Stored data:
"""

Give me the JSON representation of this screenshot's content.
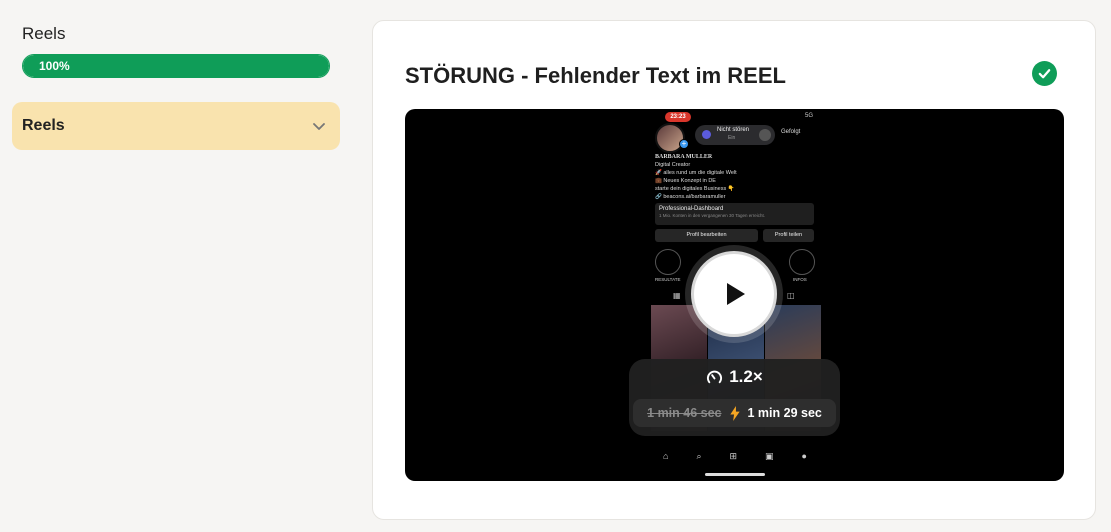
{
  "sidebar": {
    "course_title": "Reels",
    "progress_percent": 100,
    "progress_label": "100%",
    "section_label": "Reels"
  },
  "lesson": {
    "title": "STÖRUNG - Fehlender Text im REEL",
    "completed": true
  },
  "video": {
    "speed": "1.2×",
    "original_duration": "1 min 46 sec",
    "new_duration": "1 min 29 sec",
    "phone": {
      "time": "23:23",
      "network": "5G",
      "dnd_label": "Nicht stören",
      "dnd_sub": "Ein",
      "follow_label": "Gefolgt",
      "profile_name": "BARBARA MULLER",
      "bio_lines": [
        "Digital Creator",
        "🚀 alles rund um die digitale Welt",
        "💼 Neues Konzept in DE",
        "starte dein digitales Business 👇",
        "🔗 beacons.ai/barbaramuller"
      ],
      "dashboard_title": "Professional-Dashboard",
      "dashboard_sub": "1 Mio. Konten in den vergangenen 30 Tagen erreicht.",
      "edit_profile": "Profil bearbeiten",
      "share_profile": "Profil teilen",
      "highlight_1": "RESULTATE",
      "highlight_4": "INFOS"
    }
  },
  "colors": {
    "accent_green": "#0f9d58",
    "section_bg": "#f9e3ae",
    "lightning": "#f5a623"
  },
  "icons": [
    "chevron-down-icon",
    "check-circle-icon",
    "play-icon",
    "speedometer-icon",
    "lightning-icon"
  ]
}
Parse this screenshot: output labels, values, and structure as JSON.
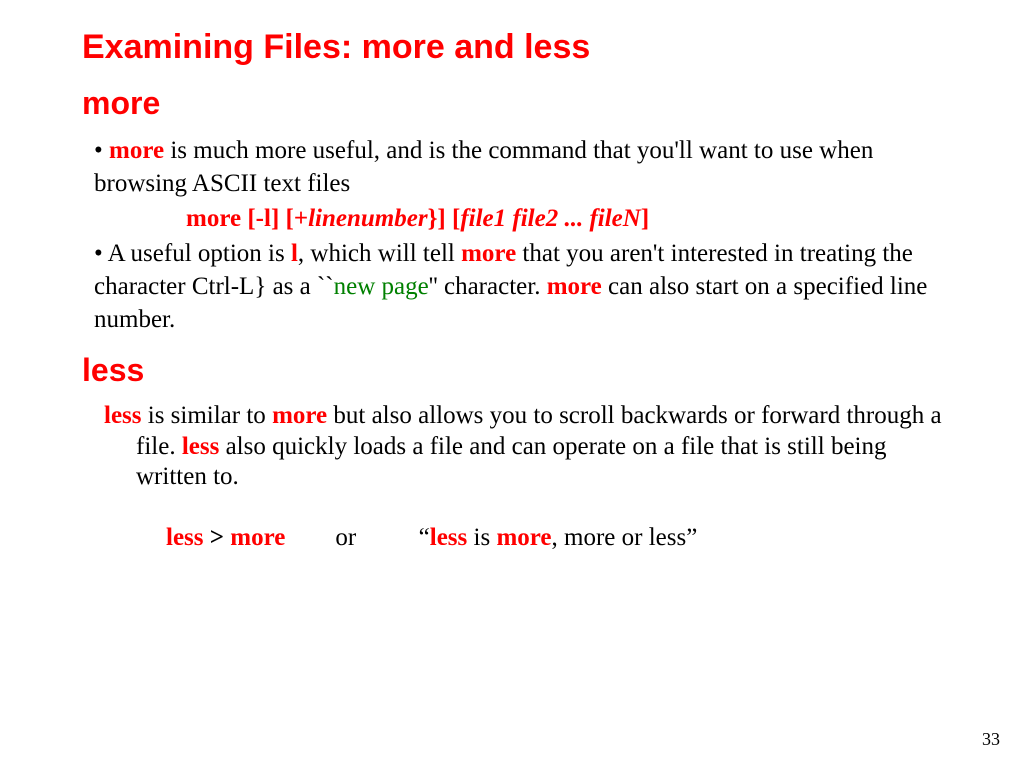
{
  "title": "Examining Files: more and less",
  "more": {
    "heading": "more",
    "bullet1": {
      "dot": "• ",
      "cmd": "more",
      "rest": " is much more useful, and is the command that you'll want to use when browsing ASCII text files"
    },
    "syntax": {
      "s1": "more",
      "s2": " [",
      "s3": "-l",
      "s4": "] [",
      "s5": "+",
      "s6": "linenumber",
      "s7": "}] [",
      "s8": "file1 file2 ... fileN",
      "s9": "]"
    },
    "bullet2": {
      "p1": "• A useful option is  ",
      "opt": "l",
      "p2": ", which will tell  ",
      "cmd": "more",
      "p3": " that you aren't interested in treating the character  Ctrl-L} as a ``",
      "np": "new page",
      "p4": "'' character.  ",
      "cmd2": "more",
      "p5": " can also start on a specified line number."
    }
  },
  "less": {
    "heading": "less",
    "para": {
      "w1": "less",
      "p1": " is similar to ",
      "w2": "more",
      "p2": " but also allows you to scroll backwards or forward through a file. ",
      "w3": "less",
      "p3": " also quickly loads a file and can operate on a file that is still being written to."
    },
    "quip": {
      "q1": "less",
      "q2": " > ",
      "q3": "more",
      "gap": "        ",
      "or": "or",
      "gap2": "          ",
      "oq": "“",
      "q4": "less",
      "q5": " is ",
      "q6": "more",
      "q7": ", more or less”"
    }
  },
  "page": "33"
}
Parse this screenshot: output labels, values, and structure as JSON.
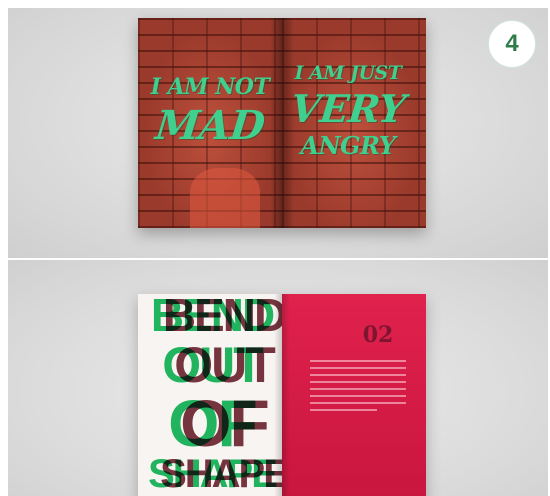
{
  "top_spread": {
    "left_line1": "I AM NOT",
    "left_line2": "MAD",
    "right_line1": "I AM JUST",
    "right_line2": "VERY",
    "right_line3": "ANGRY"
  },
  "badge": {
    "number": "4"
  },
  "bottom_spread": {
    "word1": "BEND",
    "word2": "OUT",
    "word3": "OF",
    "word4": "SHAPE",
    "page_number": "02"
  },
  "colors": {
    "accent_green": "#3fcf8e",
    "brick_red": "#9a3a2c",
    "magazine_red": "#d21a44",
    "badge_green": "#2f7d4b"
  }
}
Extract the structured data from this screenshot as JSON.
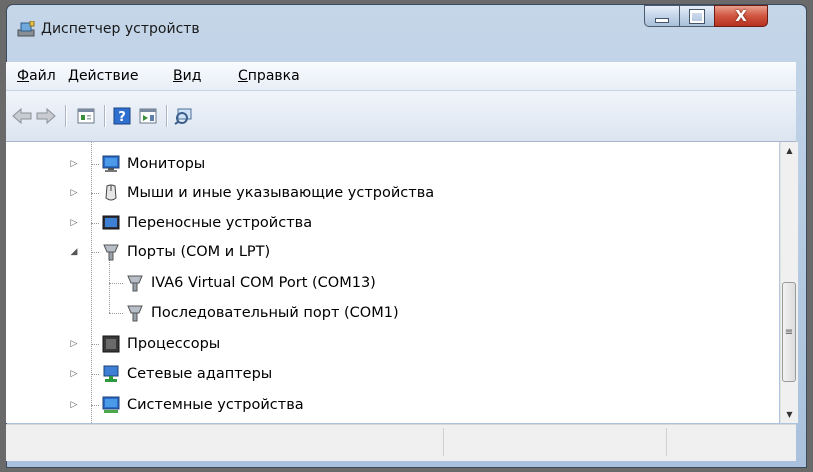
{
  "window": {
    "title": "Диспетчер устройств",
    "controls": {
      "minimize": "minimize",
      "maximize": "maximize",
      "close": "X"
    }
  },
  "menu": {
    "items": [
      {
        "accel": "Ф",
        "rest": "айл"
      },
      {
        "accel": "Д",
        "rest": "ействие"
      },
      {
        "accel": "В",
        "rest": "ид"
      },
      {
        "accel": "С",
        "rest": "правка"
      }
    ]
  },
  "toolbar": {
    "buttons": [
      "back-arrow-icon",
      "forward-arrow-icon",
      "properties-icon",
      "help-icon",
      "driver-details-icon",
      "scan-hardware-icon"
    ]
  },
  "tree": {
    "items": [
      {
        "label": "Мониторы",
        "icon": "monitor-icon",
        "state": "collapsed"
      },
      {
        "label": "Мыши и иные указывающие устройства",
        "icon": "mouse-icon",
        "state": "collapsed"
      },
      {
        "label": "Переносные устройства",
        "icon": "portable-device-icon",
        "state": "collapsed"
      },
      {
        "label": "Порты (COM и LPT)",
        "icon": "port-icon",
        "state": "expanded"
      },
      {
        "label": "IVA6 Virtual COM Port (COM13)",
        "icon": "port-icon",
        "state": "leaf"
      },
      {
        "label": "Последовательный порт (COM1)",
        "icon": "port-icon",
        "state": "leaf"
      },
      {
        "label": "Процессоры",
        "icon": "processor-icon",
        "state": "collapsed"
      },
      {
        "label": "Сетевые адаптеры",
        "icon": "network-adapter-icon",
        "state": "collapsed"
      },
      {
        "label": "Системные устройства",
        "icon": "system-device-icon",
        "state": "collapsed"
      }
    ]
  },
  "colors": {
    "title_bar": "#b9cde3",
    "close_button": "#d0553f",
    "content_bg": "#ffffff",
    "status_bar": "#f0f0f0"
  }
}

"""

Exercise details:
Find each line holding the string "more" and copy it out.

Finished exercise:
  "title": "Examining Files: more and less",
  "more": {
    "heading": "more",
      "cmd": "more",
      "rest": " is much more useful, and is the command that you'll want to use when browsing ASCII text files"
      "s1": "more",
      "cmd": "more",
      "cmd2": "more",
      "w2": "more",
      "q3": "more",
      "q6": "more",
      "q7": ", more or less”"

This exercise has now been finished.